Begin RECORDS TO USE

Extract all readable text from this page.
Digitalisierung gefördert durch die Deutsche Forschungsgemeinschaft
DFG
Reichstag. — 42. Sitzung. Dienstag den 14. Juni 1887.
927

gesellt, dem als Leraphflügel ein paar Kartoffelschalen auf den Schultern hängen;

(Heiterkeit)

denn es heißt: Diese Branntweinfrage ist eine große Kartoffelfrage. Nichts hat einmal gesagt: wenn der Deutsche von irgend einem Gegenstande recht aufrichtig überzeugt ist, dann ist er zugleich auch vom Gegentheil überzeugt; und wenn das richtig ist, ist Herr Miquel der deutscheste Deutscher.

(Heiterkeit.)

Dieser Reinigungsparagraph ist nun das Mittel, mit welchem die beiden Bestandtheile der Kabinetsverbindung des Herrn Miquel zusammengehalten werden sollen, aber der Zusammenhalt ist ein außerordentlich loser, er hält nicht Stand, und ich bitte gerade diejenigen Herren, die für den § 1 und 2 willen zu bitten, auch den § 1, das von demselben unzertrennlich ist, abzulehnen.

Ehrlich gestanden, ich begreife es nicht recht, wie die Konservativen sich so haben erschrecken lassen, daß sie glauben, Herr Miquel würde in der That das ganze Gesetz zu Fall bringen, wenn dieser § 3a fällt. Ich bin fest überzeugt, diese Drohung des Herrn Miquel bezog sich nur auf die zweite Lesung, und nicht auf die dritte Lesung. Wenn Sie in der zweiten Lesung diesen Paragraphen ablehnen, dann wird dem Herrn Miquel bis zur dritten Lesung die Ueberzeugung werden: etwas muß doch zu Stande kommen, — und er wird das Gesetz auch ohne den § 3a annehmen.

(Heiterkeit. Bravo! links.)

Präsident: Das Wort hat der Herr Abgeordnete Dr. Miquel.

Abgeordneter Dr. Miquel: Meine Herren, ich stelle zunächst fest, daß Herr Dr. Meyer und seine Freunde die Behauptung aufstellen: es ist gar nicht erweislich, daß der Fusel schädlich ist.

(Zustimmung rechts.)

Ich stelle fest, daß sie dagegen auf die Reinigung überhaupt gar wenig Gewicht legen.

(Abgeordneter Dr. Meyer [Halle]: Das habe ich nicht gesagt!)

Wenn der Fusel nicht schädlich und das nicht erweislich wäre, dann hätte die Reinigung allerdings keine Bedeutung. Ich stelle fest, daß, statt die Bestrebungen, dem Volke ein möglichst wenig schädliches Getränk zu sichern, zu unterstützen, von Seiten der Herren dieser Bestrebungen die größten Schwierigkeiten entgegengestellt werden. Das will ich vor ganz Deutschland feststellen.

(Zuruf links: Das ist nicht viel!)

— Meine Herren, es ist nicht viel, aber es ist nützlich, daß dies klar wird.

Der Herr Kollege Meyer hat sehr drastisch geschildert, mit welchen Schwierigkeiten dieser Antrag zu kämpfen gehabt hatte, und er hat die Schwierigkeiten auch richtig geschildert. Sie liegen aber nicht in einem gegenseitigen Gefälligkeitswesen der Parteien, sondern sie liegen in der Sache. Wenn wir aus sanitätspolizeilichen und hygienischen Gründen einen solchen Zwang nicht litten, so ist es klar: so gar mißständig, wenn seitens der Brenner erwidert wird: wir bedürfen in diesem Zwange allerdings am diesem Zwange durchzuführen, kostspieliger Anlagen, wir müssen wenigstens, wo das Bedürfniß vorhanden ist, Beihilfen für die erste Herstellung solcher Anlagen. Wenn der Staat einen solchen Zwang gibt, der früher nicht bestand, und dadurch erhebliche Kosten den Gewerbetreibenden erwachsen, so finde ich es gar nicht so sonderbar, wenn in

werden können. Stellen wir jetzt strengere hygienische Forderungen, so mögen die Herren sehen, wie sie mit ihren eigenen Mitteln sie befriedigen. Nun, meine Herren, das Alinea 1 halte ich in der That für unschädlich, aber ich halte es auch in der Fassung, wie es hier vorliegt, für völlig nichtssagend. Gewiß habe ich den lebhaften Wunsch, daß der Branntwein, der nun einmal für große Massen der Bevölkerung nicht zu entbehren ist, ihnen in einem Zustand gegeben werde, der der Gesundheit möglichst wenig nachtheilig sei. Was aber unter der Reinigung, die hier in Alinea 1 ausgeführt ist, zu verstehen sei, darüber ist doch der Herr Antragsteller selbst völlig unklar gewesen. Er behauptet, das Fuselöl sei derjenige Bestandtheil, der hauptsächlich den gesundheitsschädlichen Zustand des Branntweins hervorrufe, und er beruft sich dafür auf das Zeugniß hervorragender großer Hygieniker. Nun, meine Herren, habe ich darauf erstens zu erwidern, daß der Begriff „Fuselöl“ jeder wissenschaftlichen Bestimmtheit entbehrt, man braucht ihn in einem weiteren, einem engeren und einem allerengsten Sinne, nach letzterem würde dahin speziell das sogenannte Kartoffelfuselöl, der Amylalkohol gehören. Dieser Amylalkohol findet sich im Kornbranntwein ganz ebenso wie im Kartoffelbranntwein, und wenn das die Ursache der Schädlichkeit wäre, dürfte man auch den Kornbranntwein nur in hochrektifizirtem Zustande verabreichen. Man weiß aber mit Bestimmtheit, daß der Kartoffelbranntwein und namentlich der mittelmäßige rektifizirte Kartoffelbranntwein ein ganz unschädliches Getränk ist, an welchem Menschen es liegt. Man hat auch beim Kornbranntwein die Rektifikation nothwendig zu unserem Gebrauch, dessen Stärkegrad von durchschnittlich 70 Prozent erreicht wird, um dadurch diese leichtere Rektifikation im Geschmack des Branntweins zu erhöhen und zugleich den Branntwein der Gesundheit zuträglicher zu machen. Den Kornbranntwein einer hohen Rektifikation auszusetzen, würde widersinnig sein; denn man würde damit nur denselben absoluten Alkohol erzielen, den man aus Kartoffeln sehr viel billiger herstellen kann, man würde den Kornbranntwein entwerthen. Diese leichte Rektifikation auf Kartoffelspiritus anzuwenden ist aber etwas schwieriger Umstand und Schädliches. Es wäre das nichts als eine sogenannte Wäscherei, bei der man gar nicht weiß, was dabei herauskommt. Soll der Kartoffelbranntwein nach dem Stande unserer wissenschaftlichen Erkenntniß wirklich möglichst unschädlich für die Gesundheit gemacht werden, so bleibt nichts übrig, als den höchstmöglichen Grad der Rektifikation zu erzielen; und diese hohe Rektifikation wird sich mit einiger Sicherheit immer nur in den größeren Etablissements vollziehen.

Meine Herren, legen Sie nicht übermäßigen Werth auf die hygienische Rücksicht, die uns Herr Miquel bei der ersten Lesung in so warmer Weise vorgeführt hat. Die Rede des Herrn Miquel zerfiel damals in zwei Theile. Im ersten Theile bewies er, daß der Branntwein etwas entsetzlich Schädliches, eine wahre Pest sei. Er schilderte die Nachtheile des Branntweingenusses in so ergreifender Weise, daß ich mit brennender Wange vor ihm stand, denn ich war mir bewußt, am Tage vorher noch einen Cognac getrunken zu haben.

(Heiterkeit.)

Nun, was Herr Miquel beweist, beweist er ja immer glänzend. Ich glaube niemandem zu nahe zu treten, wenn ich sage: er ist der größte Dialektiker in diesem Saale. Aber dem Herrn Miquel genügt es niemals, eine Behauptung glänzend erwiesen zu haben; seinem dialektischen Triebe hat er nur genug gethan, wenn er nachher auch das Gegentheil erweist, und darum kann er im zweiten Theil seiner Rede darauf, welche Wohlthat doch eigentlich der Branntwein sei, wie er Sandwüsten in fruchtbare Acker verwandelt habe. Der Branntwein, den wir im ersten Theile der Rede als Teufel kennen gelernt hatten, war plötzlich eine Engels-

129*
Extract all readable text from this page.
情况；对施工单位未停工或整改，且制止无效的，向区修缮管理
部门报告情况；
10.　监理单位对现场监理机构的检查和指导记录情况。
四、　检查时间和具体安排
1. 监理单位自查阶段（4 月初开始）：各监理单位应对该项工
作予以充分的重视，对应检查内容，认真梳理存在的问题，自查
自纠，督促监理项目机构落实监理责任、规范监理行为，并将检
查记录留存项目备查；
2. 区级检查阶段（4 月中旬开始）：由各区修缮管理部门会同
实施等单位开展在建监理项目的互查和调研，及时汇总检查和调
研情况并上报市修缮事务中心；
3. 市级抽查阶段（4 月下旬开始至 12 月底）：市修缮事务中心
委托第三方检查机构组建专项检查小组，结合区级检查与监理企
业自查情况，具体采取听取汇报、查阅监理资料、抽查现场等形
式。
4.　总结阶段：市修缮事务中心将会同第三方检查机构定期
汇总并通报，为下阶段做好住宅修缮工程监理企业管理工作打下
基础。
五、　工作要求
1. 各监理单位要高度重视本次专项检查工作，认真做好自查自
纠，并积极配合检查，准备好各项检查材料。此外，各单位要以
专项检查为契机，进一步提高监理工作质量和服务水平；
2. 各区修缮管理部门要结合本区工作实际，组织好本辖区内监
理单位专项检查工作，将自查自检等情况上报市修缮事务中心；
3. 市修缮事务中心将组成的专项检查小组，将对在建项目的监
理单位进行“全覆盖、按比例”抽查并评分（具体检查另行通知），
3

End RECORDS TO USE

* **AIM**:
Report how many lines of the entries hold the string "Schwierigkeiten". Provide the number alone.

* **FINISHED ANSWER**:
2